# [Task goal]
Each entry below should be echoed exactly, with pictures omitted.

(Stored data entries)
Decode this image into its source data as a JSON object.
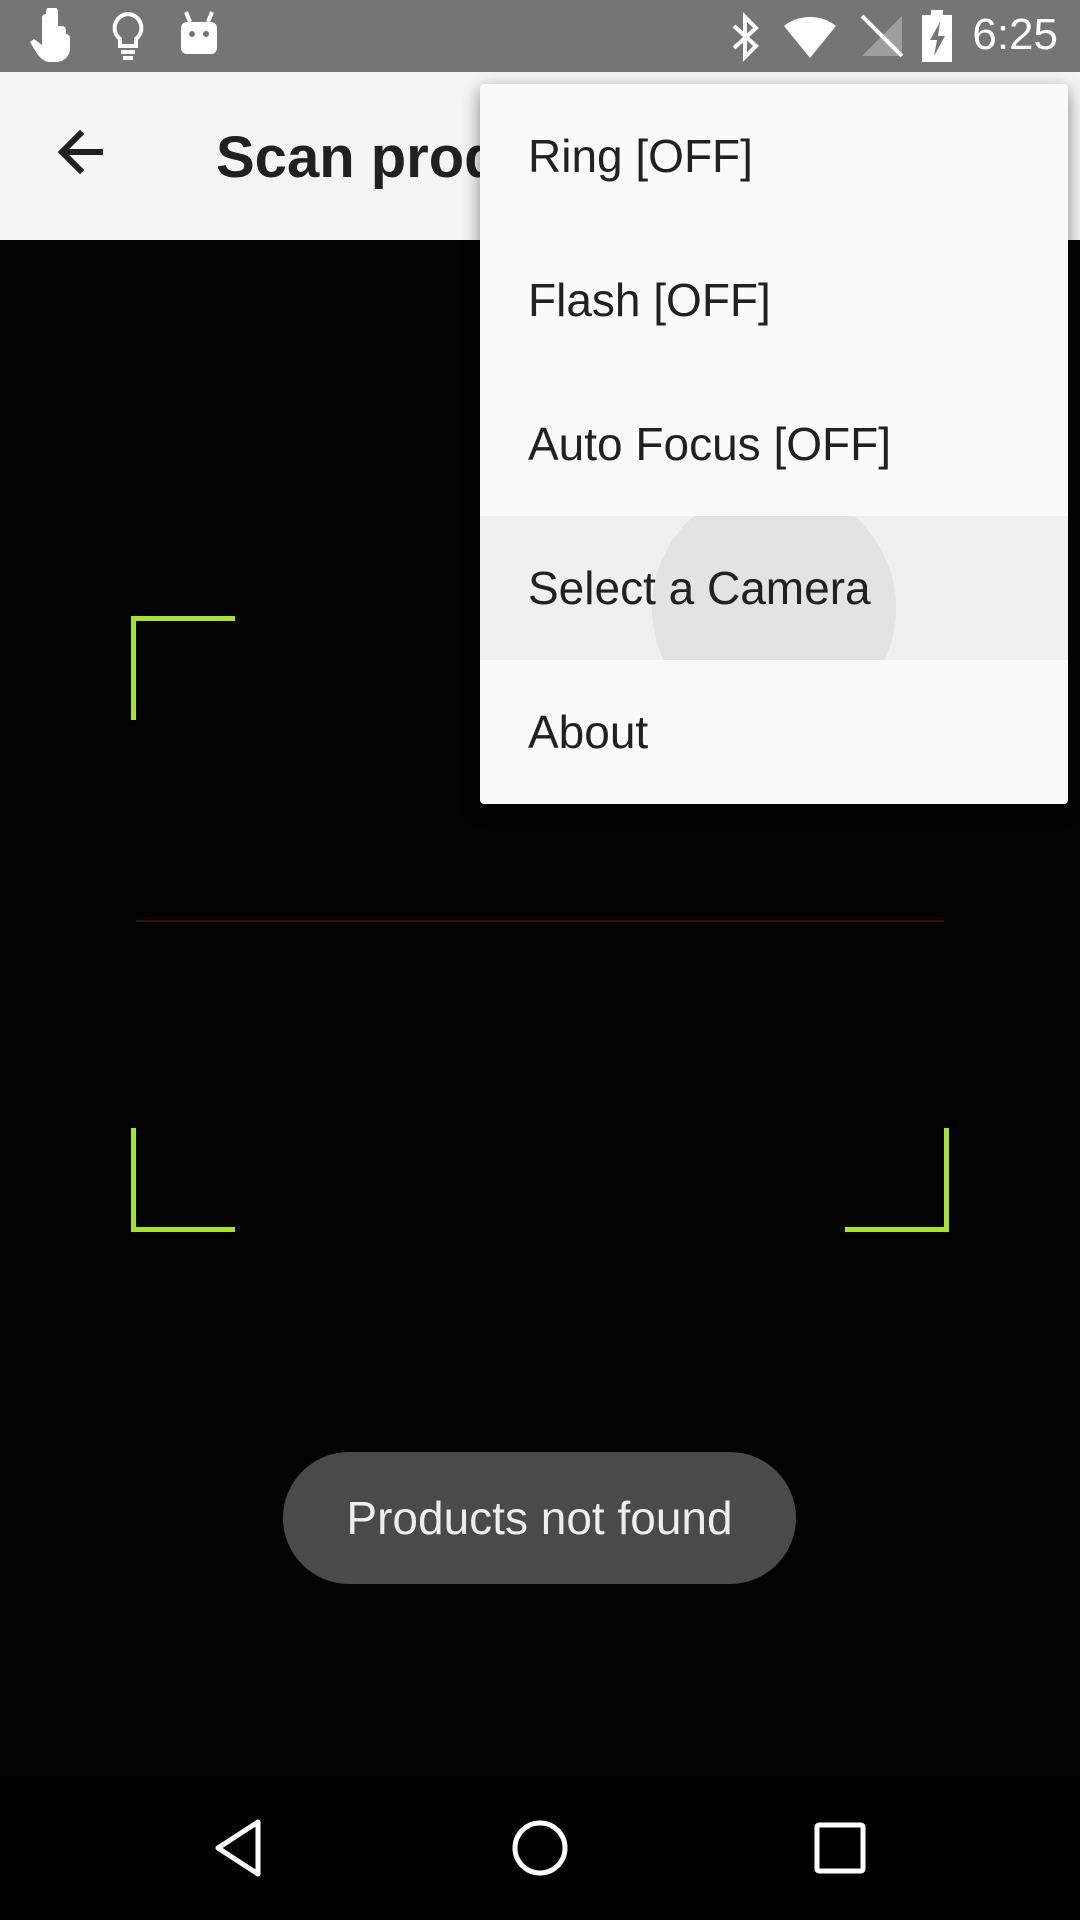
{
  "status_bar": {
    "time": "6:25",
    "left_icons": [
      "touch-icon",
      "lightbulb-icon",
      "android-icon"
    ],
    "right_icons": [
      "bluetooth-icon",
      "wifi-icon",
      "no-signal-icon",
      "battery-charging-icon"
    ]
  },
  "app_bar": {
    "title": "Scan products",
    "back_icon": "arrow-back-icon"
  },
  "menu": {
    "items": [
      {
        "label": "Ring [OFF]"
      },
      {
        "label": "Flash [OFF]"
      },
      {
        "label": "Auto Focus [OFF]"
      },
      {
        "label": "Select a Camera"
      },
      {
        "label": "About"
      }
    ]
  },
  "toast": {
    "text": "Products not found"
  },
  "colors": {
    "viewfinder_corner": "#a6e22e",
    "status_bar": "#757575",
    "app_bar": "#f5f5f5"
  },
  "nav_bar": {
    "icons": [
      "back-triangle-icon",
      "home-circle-icon",
      "recents-square-icon"
    ]
  }
}
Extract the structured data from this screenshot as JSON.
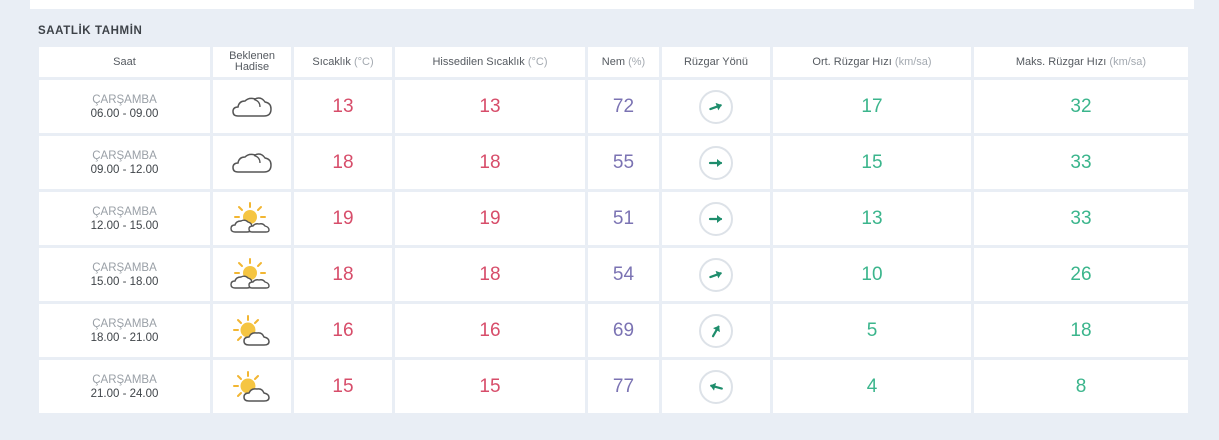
{
  "section_title": "SAATLİK TAHMİN",
  "headers": {
    "time": "Saat",
    "event_line1": "Beklenen",
    "event_line2": "Hadise",
    "temp": "Sıcaklık",
    "temp_unit": "(°C)",
    "feels": "Hissedilen Sıcaklık",
    "feels_unit": "(°C)",
    "humidity": "Nem",
    "humidity_unit": "(%)",
    "wind_dir": "Rüzgar Yönü",
    "avg_wind": "Ort. Rüzgar Hızı",
    "avg_wind_unit": "(km/sa)",
    "max_wind": "Maks. Rüzgar Hızı",
    "max_wind_unit": "(km/sa)"
  },
  "colors": {
    "temperature": "#d74d6a",
    "humidity": "#7b73b3",
    "wind": "#3bb58c",
    "wind_arrow": "#1e8d6c"
  },
  "rows": [
    {
      "day": "ÇARŞAMBA",
      "range": "06.00 - 09.00",
      "icon": "cloud-icon",
      "temp": "13",
      "feels": "13",
      "humidity": "72",
      "wind_dir_deg": 70,
      "avg_wind": "17",
      "max_wind": "32"
    },
    {
      "day": "ÇARŞAMBA",
      "range": "09.00 - 12.00",
      "icon": "cloud-icon",
      "temp": "18",
      "feels": "18",
      "humidity": "55",
      "wind_dir_deg": 90,
      "avg_wind": "15",
      "max_wind": "33"
    },
    {
      "day": "ÇARŞAMBA",
      "range": "12.00 - 15.00",
      "icon": "sun-cloud-icon",
      "temp": "19",
      "feels": "19",
      "humidity": "51",
      "wind_dir_deg": 90,
      "avg_wind": "13",
      "max_wind": "33"
    },
    {
      "day": "ÇARŞAMBA",
      "range": "15.00 - 18.00",
      "icon": "sun-cloud-icon",
      "temp": "18",
      "feels": "18",
      "humidity": "54",
      "wind_dir_deg": 70,
      "avg_wind": "10",
      "max_wind": "26"
    },
    {
      "day": "ÇARŞAMBA",
      "range": "18.00 - 21.00",
      "icon": "partly-sunny-icon",
      "temp": "16",
      "feels": "16",
      "humidity": "69",
      "wind_dir_deg": 30,
      "avg_wind": "5",
      "max_wind": "18"
    },
    {
      "day": "ÇARŞAMBA",
      "range": "21.00 - 24.00",
      "icon": "partly-sunny-icon",
      "temp": "15",
      "feels": "15",
      "humidity": "77",
      "wind_dir_deg": 285,
      "avg_wind": "4",
      "max_wind": "8"
    }
  ]
}
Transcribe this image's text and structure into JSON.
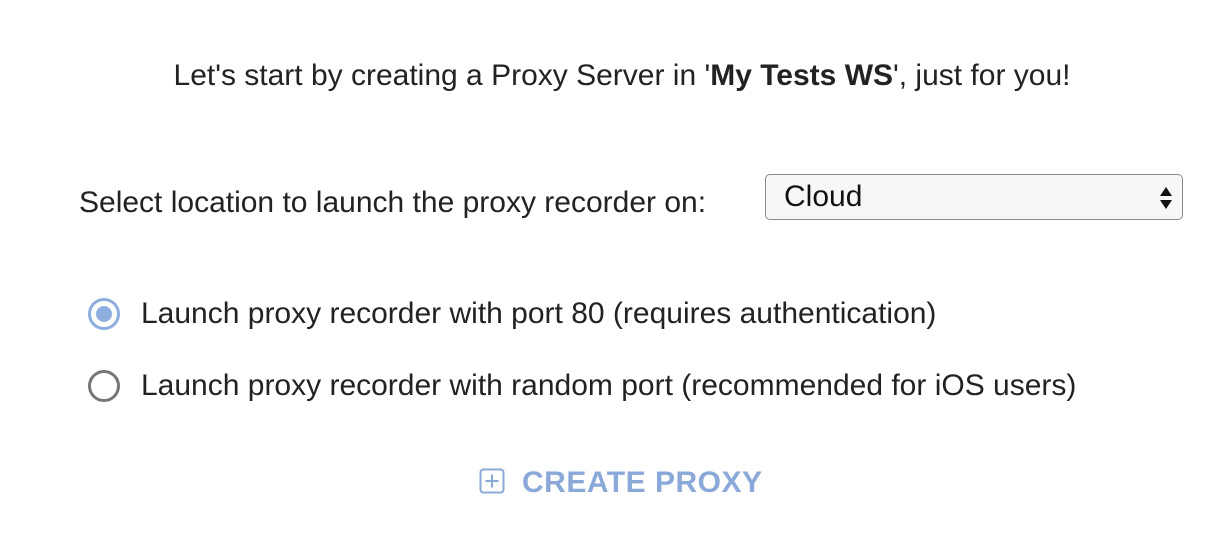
{
  "intro": {
    "prefix": "Let's start by creating a Proxy Server in '",
    "workspace": "My Tests WS",
    "suffix": "', just for you!"
  },
  "location": {
    "label": "Select location to launch the proxy recorder on:",
    "selected": "Cloud"
  },
  "options": [
    {
      "label": "Launch proxy recorder with port 80 (requires authentication)",
      "checked": true
    },
    {
      "label": "Launch proxy recorder with random port (recommended for iOS users)",
      "checked": false
    }
  ],
  "actions": {
    "create_label": "CREATE PROXY",
    "create_icon": "plus-square-icon"
  },
  "colors": {
    "accent": "#8aa8d8",
    "radio_checked": "#8eaee0",
    "text": "#222222"
  }
}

# [Solution for this exercise]
Decode this image into its source data as a JSON object.
{
  "status_bar": {
    "time": "6:25",
    "left_icons": [
      "touch-icon",
      "lightbulb-icon",
      "android-icon"
    ],
    "right_icons": [
      "bluetooth-icon",
      "wifi-icon",
      "no-signal-icon",
      "battery-charging-icon"
    ]
  },
  "app_bar": {
    "title": "Scan products",
    "back_icon": "arrow-back-icon"
  },
  "menu": {
    "items": [
      {
        "label": "Ring [OFF]"
      },
      {
        "label": "Flash [OFF]"
      },
      {
        "label": "Auto Focus [OFF]"
      },
      {
        "label": "Select a Camera"
      },
      {
        "label": "About"
      }
    ]
  },
  "toast": {
    "text": "Products not found"
  },
  "colors": {
    "viewfinder_corner": "#a6e22e",
    "status_bar": "#757575",
    "app_bar": "#f5f5f5"
  },
  "nav_bar": {
    "icons": [
      "back-triangle-icon",
      "home-circle-icon",
      "recents-square-icon"
    ]
  }
}
Extract the structured data from this screenshot as JSON.
{
  "section_title": "SAATLİK TAHMİN",
  "headers": {
    "time": "Saat",
    "event_line1": "Beklenen",
    "event_line2": "Hadise",
    "temp": "Sıcaklık",
    "temp_unit": "(°C)",
    "feels": "Hissedilen Sıcaklık",
    "feels_unit": "(°C)",
    "humidity": "Nem",
    "humidity_unit": "(%)",
    "wind_dir": "Rüzgar Yönü",
    "avg_wind": "Ort. Rüzgar Hızı",
    "avg_wind_unit": "(km/sa)",
    "max_wind": "Maks. Rüzgar Hızı",
    "max_wind_unit": "(km/sa)"
  },
  "colors": {
    "temperature": "#d74d6a",
    "humidity": "#7b73b3",
    "wind": "#3bb58c",
    "wind_arrow": "#1e8d6c"
  },
  "rows": [
    {
      "day": "ÇARŞAMBA",
      "range": "06.00 - 09.00",
      "icon": "cloud-icon",
      "temp": "13",
      "feels": "13",
      "humidity": "72",
      "wind_dir_deg": 70,
      "avg_wind": "17",
      "max_wind": "32"
    },
    {
      "day": "ÇARŞAMBA",
      "range": "09.00 - 12.00",
      "icon": "cloud-icon",
      "temp": "18",
      "feels": "18",
      "humidity": "55",
      "wind_dir_deg": 90,
      "avg_wind": "15",
      "max_wind": "33"
    },
    {
      "day": "ÇARŞAMBA",
      "range": "12.00 - 15.00",
      "icon": "sun-cloud-icon",
      "temp": "19",
      "feels": "19",
      "humidity": "51",
      "wind_dir_deg": 90,
      "avg_wind": "13",
      "max_wind": "33"
    },
    {
      "day": "ÇARŞAMBA",
      "range": "15.00 - 18.00",
      "icon": "sun-cloud-icon",
      "temp": "18",
      "feels": "18",
      "humidity": "54",
      "wind_dir_deg": 70,
      "avg_wind": "10",
      "max_wind": "26"
    },
    {
      "day": "ÇARŞAMBA",
      "range": "18.00 - 21.00",
      "icon": "partly-sunny-icon",
      "temp": "16",
      "feels": "16",
      "humidity": "69",
      "wind_dir_deg": 30,
      "avg_wind": "5",
      "max_wind": "18"
    },
    {
      "day": "ÇARŞAMBA",
      "range": "21.00 - 24.00",
      "icon": "partly-sunny-icon",
      "temp": "15",
      "feels": "15",
      "humidity": "77",
      "wind_dir_deg": 285,
      "avg_wind": "4",
      "max_wind": "8"
    }
  ]
}
Transcribe this image's text and structure into JSON.
{
  "intro": {
    "prefix": "Let's start by creating a Proxy Server in '",
    "workspace": "My Tests WS",
    "suffix": "', just for you!"
  },
  "location": {
    "label": "Select location to launch the proxy recorder on:",
    "selected": "Cloud"
  },
  "options": [
    {
      "label": "Launch proxy recorder with port 80 (requires authentication)",
      "checked": true
    },
    {
      "label": "Launch proxy recorder with random port (recommended for iOS users)",
      "checked": false
    }
  ],
  "actions": {
    "create_label": "CREATE PROXY",
    "create_icon": "plus-square-icon"
  },
  "colors": {
    "accent": "#8aa8d8",
    "radio_checked": "#8eaee0",
    "text": "#222222"
  }
}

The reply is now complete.